PROBLEM STATEMENT — The entries below should be output exactly as written.

EXCERPTED RECORDS —
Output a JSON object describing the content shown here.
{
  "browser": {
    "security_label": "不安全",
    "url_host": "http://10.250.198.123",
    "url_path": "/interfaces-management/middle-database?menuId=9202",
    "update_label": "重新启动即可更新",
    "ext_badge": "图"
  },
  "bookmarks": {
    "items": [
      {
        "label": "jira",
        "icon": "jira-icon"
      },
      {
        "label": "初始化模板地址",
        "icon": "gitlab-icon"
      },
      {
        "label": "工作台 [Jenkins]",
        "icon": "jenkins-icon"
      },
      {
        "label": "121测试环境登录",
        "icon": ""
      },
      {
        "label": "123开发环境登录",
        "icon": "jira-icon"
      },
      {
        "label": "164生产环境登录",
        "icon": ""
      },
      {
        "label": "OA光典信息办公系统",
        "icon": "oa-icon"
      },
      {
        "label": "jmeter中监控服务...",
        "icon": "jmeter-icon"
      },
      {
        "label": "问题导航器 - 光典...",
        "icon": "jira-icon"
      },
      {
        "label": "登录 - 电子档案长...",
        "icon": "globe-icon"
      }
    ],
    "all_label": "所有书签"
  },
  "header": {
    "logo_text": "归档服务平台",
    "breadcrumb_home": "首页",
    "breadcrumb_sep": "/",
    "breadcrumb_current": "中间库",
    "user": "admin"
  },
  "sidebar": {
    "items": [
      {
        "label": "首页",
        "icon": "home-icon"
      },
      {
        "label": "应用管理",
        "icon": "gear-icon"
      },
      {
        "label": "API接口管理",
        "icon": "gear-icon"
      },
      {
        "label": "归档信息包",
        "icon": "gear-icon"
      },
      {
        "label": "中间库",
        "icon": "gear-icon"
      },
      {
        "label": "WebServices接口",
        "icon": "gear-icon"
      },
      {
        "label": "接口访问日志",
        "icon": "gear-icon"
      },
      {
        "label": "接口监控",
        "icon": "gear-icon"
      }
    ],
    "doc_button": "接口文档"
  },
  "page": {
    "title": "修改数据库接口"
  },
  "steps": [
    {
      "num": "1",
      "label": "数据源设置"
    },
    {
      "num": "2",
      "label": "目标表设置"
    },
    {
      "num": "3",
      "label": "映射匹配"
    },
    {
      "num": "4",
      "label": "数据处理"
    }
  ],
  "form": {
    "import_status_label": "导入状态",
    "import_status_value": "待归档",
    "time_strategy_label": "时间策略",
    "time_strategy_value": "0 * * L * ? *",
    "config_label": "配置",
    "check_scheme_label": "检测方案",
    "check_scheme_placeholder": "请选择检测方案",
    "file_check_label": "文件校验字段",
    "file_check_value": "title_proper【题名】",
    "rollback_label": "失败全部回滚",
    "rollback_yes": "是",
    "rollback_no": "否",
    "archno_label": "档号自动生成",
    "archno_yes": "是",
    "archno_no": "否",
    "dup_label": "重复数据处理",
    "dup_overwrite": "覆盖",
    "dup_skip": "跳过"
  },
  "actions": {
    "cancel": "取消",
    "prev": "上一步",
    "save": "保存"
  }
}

RESULT BELOW —
Output a JSON object describing the content shown here.
{
  "browser": {
    "security_label": "不安全",
    "url_host": "http://10.250.198.123",
    "url_path": "/interfaces-management/middle-database?menuId=9202",
    "update_label": "重新启动即可更新",
    "ext_badge": "图"
  },
  "bookmarks": {
    "items": [
      {
        "label": "jira",
        "icon": "jira-icon"
      },
      {
        "label": "初始化模板地址",
        "icon": "gitlab-icon"
      },
      {
        "label": "工作台 [Jenkins]",
        "icon": "jenkins-icon"
      },
      {
        "label": "121测试环境登录",
        "icon": ""
      },
      {
        "label": "123开发环境登录",
        "icon": "jira-icon"
      },
      {
        "label": "164生产环境登录",
        "icon": ""
      },
      {
        "label": "OA光典信息办公系统",
        "icon": "oa-icon"
      },
      {
        "label": "jmeter中监控服务...",
        "icon": "jmeter-icon"
      },
      {
        "label": "问题导航器 - 光典...",
        "icon": "jira-icon"
      },
      {
        "label": "登录 - 电子档案长...",
        "icon": "globe-icon"
      }
    ],
    "all_label": "所有书签"
  },
  "header": {
    "logo_text": "归档服务平台",
    "breadcrumb_home": "首页",
    "breadcrumb_sep": "/",
    "breadcrumb_current": "中间库",
    "user": "admin"
  },
  "sidebar": {
    "items": [
      {
        "label": "首页",
        "icon": "home-icon"
      },
      {
        "label": "应用管理",
        "icon": "gear-icon"
      },
      {
        "label": "API接口管理",
        "icon": "gear-icon"
      },
      {
        "label": "归档信息包",
        "icon": "gear-icon"
      },
      {
        "label": "中间库",
        "icon": "gear-icon"
      },
      {
        "label": "WebServices接口",
        "icon": "gear-icon"
      },
      {
        "label": "接口访问日志",
        "icon": "gear-icon"
      },
      {
        "label": "接口监控",
        "icon": "gear-icon"
      }
    ],
    "doc_button": "接口文档"
  },
  "page": {
    "title": "修改数据库接口"
  },
  "steps": [
    {
      "num": "1",
      "label": "数据源设置"
    },
    {
      "num": "2",
      "label": "目标表设置"
    },
    {
      "num": "3",
      "label": "映射匹配"
    },
    {
      "num": "4",
      "label": "数据处理"
    }
  ],
  "form": {
    "import_status_label": "导入状态",
    "import_status_value": "待归档",
    "time_strategy_label": "时间策略",
    "time_strategy_value": "0 * * L * ? *",
    "config_label": "配置",
    "check_scheme_label": "检测方案",
    "check_scheme_placeholder": "请选择检测方案",
    "file_check_label": "文件校验字段",
    "file_check_value": "title_proper【题名】",
    "rollback_label": "失败全部回滚",
    "rollback_yes": "是",
    "rollback_no": "否",
    "archno_label": "档号自动生成",
    "archno_yes": "是",
    "archno_no": "否",
    "dup_label": "重复数据处理",
    "dup_overwrite": "覆盖",
    "dup_skip": "跳过"
  },
  "actions": {
    "cancel": "取消",
    "prev": "上一步",
    "save": "保存"
  }
}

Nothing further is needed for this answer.